◆ Problem to work on
Reproduce each of the entries below word for word, leaving out the pictures.

--- START OF Record excerpts ---

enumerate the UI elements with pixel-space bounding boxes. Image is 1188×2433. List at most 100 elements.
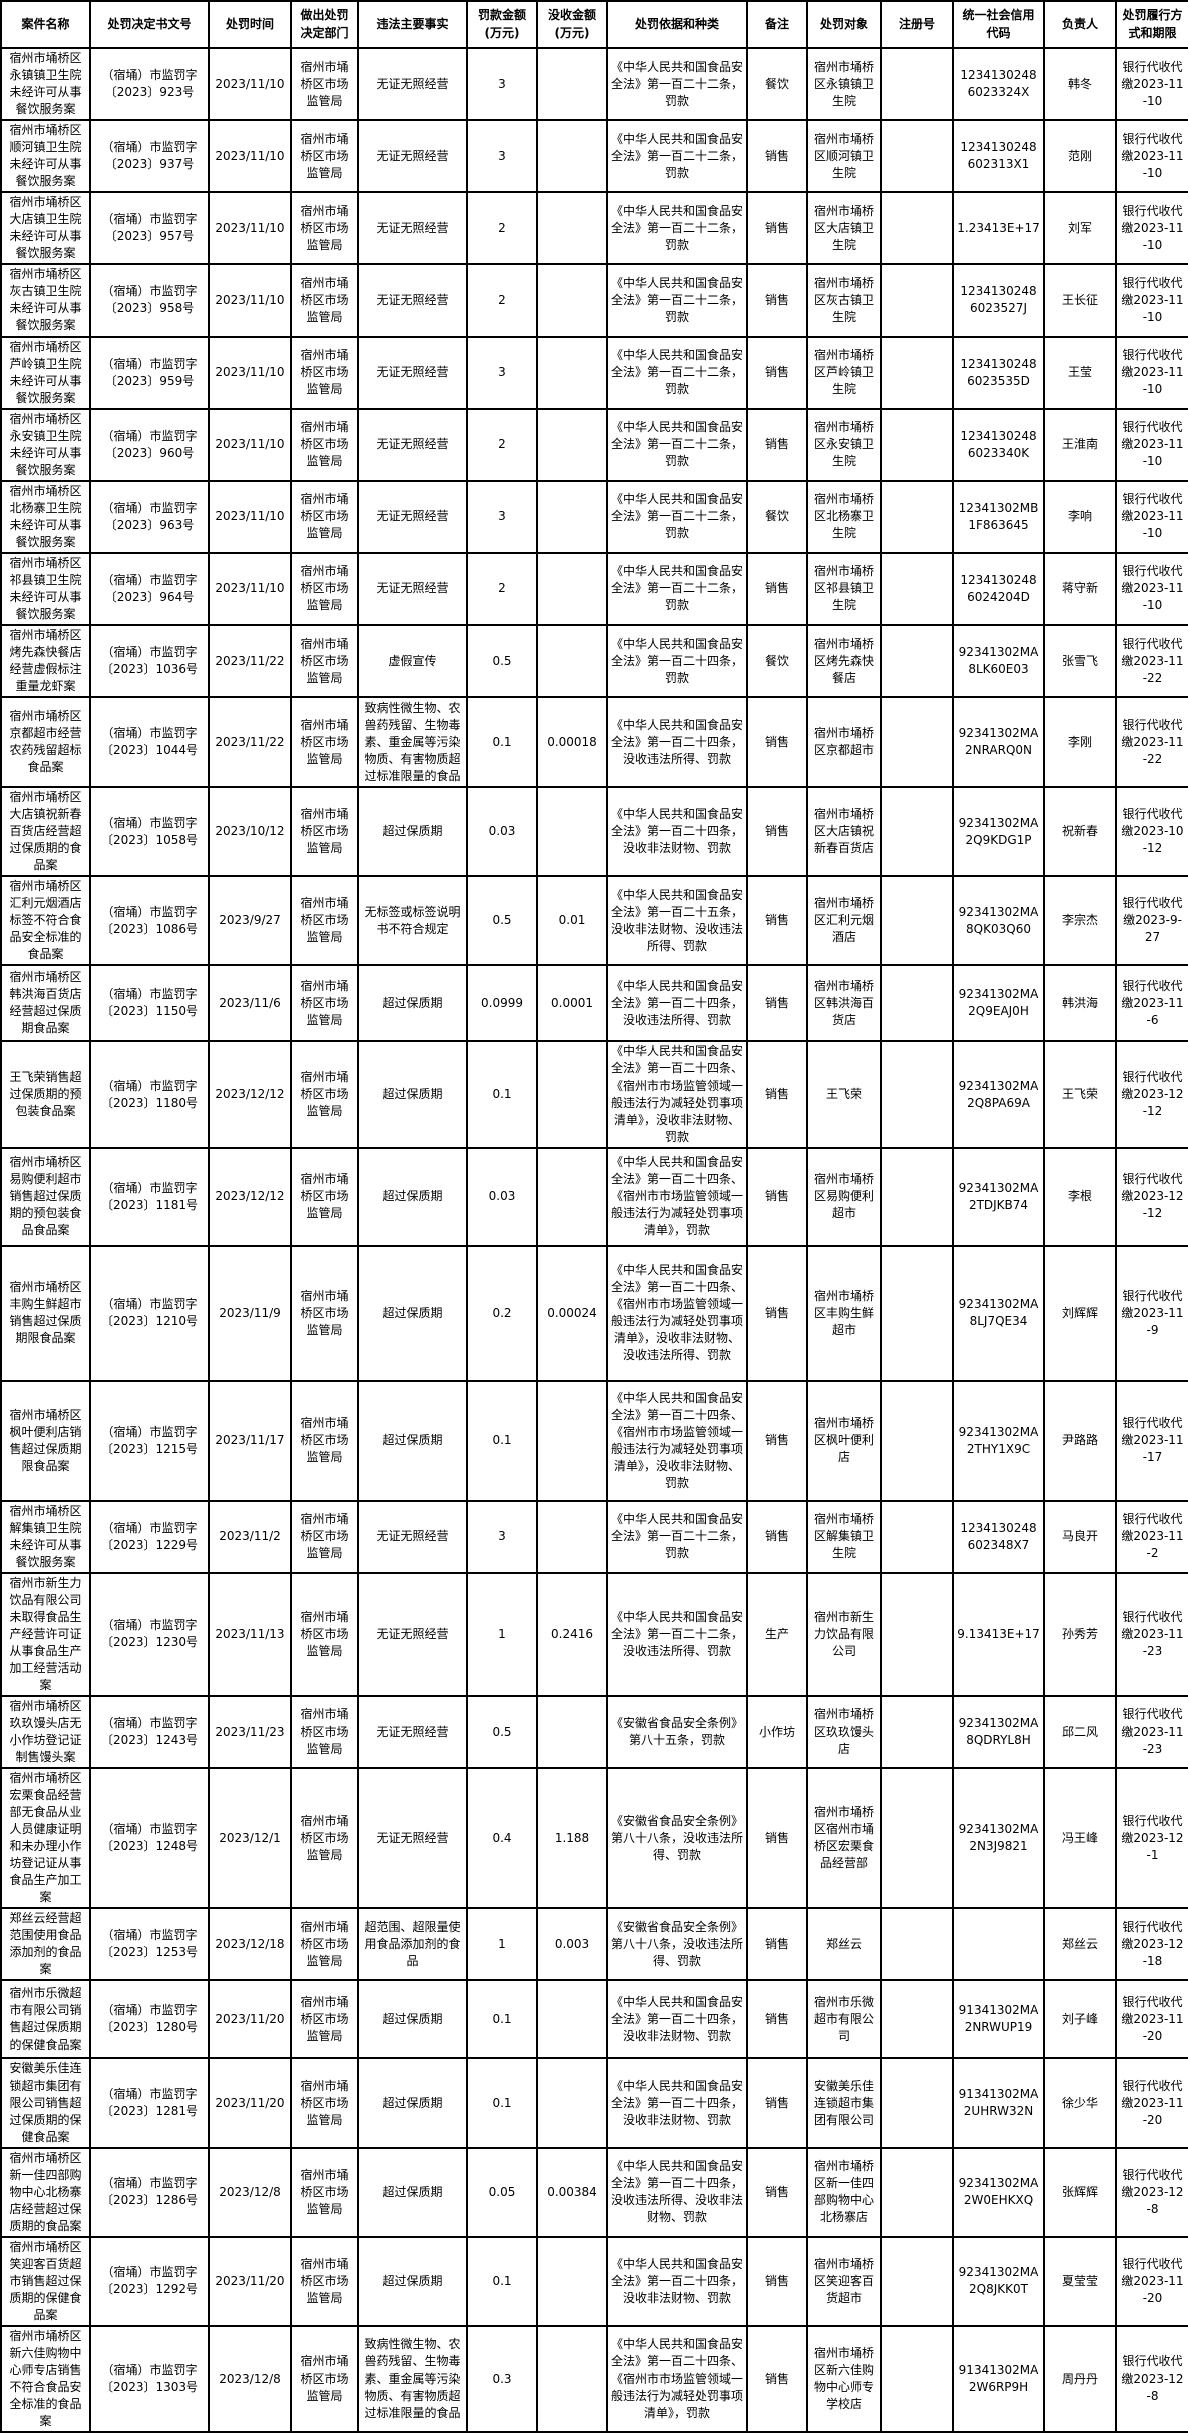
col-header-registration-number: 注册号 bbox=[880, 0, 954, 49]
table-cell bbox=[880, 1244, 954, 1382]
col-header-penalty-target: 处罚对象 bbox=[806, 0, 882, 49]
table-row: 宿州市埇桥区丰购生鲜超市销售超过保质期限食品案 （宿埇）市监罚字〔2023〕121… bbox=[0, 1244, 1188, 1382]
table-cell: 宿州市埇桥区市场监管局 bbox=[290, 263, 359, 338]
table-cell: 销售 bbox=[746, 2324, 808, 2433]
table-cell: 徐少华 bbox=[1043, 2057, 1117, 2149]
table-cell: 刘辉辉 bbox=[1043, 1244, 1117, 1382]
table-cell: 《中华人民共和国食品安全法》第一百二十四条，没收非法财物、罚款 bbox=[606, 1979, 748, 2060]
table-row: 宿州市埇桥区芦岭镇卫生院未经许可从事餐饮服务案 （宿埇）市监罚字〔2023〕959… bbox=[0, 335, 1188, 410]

--- END OF Record excerpts ---

◆ Answer to this problem
enumerate the UI elements with pixel-space bounding boxes. Image is 1188×2433. List at most 100 elements.
col-header-registration-number: 注册号 bbox=[880, 0, 954, 49]
table-cell bbox=[880, 1244, 954, 1382]
col-header-penalty-target: 处罚对象 bbox=[806, 0, 882, 49]
table-row: 宿州市埇桥区丰购生鲜超市销售超过保质期限食品案 （宿埇）市监罚字〔2023〕121… bbox=[0, 1244, 1188, 1382]
table-cell: 宿州市埇桥区市场监管局 bbox=[290, 263, 359, 338]
table-cell: 销售 bbox=[746, 2324, 808, 2433]
table-cell: 徐少华 bbox=[1043, 2057, 1117, 2149]
table-cell: 刘辉辉 bbox=[1043, 1244, 1117, 1382]
table-cell: 《中华人民共和国食品安全法》第一百二十四条，没收非法财物、罚款 bbox=[606, 1979, 748, 2060]
table-row: 宿州市埇桥区芦岭镇卫生院未经许可从事餐饮服务案 （宿埇）市监罚字〔2023〕959… bbox=[0, 335, 1188, 410]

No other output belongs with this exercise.